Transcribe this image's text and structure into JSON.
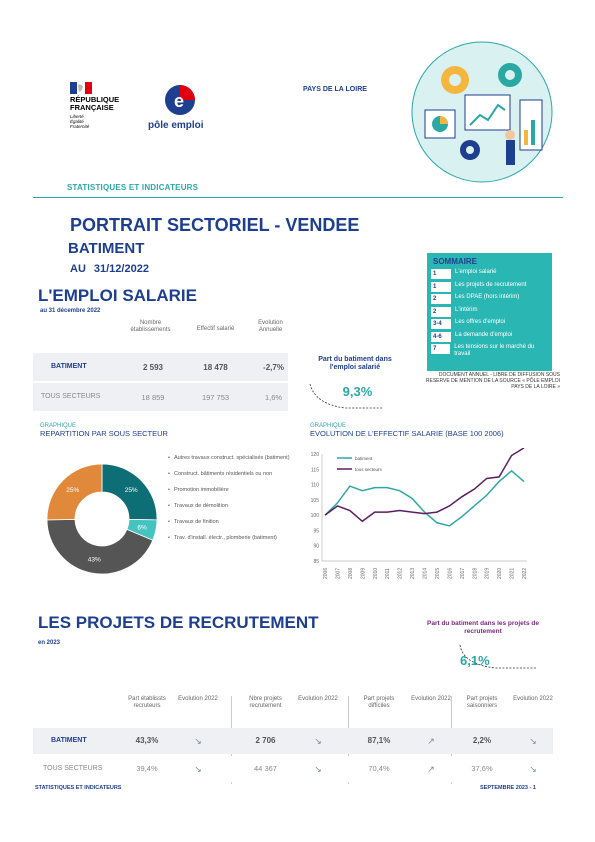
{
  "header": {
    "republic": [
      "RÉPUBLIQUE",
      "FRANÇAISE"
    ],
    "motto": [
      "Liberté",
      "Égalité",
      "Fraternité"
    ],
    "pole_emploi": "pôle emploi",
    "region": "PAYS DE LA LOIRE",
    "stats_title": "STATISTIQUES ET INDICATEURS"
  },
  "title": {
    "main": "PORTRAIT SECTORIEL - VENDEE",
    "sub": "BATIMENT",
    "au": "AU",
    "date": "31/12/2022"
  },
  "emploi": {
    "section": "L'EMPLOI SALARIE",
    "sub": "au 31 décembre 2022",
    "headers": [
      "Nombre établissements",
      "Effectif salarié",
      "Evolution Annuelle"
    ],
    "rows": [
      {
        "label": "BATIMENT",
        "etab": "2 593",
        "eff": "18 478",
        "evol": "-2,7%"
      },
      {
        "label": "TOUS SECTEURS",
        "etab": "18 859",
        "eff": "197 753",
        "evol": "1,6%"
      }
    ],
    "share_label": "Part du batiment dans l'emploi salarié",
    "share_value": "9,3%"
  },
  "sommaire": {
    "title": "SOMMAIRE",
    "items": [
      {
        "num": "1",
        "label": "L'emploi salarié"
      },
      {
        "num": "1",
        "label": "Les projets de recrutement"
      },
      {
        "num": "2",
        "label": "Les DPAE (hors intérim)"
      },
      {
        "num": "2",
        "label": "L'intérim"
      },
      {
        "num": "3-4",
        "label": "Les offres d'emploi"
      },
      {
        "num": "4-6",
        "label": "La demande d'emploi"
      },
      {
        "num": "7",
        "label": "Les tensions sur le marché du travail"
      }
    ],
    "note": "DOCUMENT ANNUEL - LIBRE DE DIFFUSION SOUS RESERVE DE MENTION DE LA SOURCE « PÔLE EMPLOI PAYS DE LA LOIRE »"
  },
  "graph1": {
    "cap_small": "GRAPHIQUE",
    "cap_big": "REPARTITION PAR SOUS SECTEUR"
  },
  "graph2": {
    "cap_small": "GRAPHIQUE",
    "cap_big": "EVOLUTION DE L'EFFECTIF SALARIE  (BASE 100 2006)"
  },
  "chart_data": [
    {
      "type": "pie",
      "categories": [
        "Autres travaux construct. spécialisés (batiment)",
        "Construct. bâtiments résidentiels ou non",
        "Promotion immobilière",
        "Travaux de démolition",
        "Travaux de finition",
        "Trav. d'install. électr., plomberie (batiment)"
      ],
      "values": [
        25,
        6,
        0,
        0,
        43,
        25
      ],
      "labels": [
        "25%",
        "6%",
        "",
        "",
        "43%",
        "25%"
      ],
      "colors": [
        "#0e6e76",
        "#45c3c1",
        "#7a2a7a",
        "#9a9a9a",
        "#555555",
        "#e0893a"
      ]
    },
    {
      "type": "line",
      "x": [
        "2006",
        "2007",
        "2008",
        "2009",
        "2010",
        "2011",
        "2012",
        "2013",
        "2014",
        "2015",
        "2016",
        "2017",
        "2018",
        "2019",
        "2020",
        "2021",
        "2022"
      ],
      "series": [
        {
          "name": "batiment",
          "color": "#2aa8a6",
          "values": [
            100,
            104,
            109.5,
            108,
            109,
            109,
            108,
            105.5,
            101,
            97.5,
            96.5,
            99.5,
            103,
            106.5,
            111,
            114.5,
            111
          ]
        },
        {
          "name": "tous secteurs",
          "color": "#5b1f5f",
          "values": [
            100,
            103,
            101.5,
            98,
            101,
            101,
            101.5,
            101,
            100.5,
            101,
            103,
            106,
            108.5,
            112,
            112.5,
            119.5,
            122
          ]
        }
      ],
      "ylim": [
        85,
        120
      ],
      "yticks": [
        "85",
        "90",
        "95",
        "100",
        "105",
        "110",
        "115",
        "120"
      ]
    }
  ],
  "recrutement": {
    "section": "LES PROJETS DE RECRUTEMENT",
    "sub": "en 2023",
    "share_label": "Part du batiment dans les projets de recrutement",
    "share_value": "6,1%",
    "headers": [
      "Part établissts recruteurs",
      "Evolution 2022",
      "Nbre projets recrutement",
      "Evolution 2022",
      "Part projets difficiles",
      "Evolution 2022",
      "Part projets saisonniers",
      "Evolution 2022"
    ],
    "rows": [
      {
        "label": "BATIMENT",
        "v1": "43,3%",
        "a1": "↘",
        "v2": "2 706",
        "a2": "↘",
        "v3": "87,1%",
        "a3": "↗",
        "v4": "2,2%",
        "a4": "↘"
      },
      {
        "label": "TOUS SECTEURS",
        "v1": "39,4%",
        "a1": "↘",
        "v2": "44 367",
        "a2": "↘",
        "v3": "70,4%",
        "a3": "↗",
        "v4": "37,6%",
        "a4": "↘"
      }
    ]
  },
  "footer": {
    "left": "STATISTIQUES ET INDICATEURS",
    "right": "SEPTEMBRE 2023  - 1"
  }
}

* * *

● Stated problem:
Without the pictures, extract every entry verbatim.

● Full output:
Transcribe this image's text and structure into JSON.
{
  "header": {
    "republic": [
      "RÉPUBLIQUE",
      "FRANÇAISE"
    ],
    "motto": [
      "Liberté",
      "Égalité",
      "Fraternité"
    ],
    "pole_emploi": "pôle emploi",
    "region": "PAYS DE LA LOIRE",
    "stats_title": "STATISTIQUES ET INDICATEURS"
  },
  "title": {
    "main": "PORTRAIT SECTORIEL - VENDEE",
    "sub": "BATIMENT",
    "au": "AU",
    "date": "31/12/2022"
  },
  "emploi": {
    "section": "L'EMPLOI SALARIE",
    "sub": "au 31 décembre 2022",
    "headers": [
      "Nombre établissements",
      "Effectif salarié",
      "Evolution Annuelle"
    ],
    "rows": [
      {
        "label": "BATIMENT",
        "etab": "2 593",
        "eff": "18 478",
        "evol": "-2,7%"
      },
      {
        "label": "TOUS SECTEURS",
        "etab": "18 859",
        "eff": "197 753",
        "evol": "1,6%"
      }
    ],
    "share_label": "Part du batiment dans l'emploi salarié",
    "share_value": "9,3%"
  },
  "sommaire": {
    "title": "SOMMAIRE",
    "items": [
      {
        "num": "1",
        "label": "L'emploi salarié"
      },
      {
        "num": "1",
        "label": "Les projets de recrutement"
      },
      {
        "num": "2",
        "label": "Les DPAE (hors intérim)"
      },
      {
        "num": "2",
        "label": "L'intérim"
      },
      {
        "num": "3-4",
        "label": "Les offres d'emploi"
      },
      {
        "num": "4-6",
        "label": "La demande d'emploi"
      },
      {
        "num": "7",
        "label": "Les tensions sur le marché du travail"
      }
    ],
    "note": "DOCUMENT ANNUEL - LIBRE DE DIFFUSION SOUS RESERVE DE MENTION DE LA SOURCE « PÔLE EMPLOI PAYS DE LA LOIRE »"
  },
  "graph1": {
    "cap_small": "GRAPHIQUE",
    "cap_big": "REPARTITION PAR SOUS SECTEUR"
  },
  "graph2": {
    "cap_small": "GRAPHIQUE",
    "cap_big": "EVOLUTION DE L'EFFECTIF SALARIE  (BASE 100 2006)"
  },
  "chart_data": [
    {
      "type": "pie",
      "categories": [
        "Autres travaux construct. spécialisés (batiment)",
        "Construct. bâtiments résidentiels ou non",
        "Promotion immobilière",
        "Travaux de démolition",
        "Travaux de finition",
        "Trav. d'install. électr., plomberie (batiment)"
      ],
      "values": [
        25,
        6,
        0,
        0,
        43,
        25
      ],
      "labels": [
        "25%",
        "6%",
        "",
        "",
        "43%",
        "25%"
      ],
      "colors": [
        "#0e6e76",
        "#45c3c1",
        "#7a2a7a",
        "#9a9a9a",
        "#555555",
        "#e0893a"
      ]
    },
    {
      "type": "line",
      "x": [
        "2006",
        "2007",
        "2008",
        "2009",
        "2010",
        "2011",
        "2012",
        "2013",
        "2014",
        "2015",
        "2016",
        "2017",
        "2018",
        "2019",
        "2020",
        "2021",
        "2022"
      ],
      "series": [
        {
          "name": "batiment",
          "color": "#2aa8a6",
          "values": [
            100,
            104,
            109.5,
            108,
            109,
            109,
            108,
            105.5,
            101,
            97.5,
            96.5,
            99.5,
            103,
            106.5,
            111,
            114.5,
            111
          ]
        },
        {
          "name": "tous secteurs",
          "color": "#5b1f5f",
          "values": [
            100,
            103,
            101.5,
            98,
            101,
            101,
            101.5,
            101,
            100.5,
            101,
            103,
            106,
            108.5,
            112,
            112.5,
            119.5,
            122
          ]
        }
      ],
      "ylim": [
        85,
        120
      ],
      "yticks": [
        "85",
        "90",
        "95",
        "100",
        "105",
        "110",
        "115",
        "120"
      ]
    }
  ],
  "recrutement": {
    "section": "LES PROJETS DE RECRUTEMENT",
    "sub": "en 2023",
    "share_label": "Part du batiment dans les projets de recrutement",
    "share_value": "6,1%",
    "headers": [
      "Part établissts recruteurs",
      "Evolution 2022",
      "Nbre projets recrutement",
      "Evolution 2022",
      "Part projets difficiles",
      "Evolution 2022",
      "Part projets saisonniers",
      "Evolution 2022"
    ],
    "rows": [
      {
        "label": "BATIMENT",
        "v1": "43,3%",
        "a1": "↘",
        "v2": "2 706",
        "a2": "↘",
        "v3": "87,1%",
        "a3": "↗",
        "v4": "2,2%",
        "a4": "↘"
      },
      {
        "label": "TOUS SECTEURS",
        "v1": "39,4%",
        "a1": "↘",
        "v2": "44 367",
        "a2": "↘",
        "v3": "70,4%",
        "a3": "↗",
        "v4": "37,6%",
        "a4": "↘"
      }
    ]
  },
  "footer": {
    "left": "STATISTIQUES ET INDICATEURS",
    "right": "SEPTEMBRE 2023  - 1"
  }
}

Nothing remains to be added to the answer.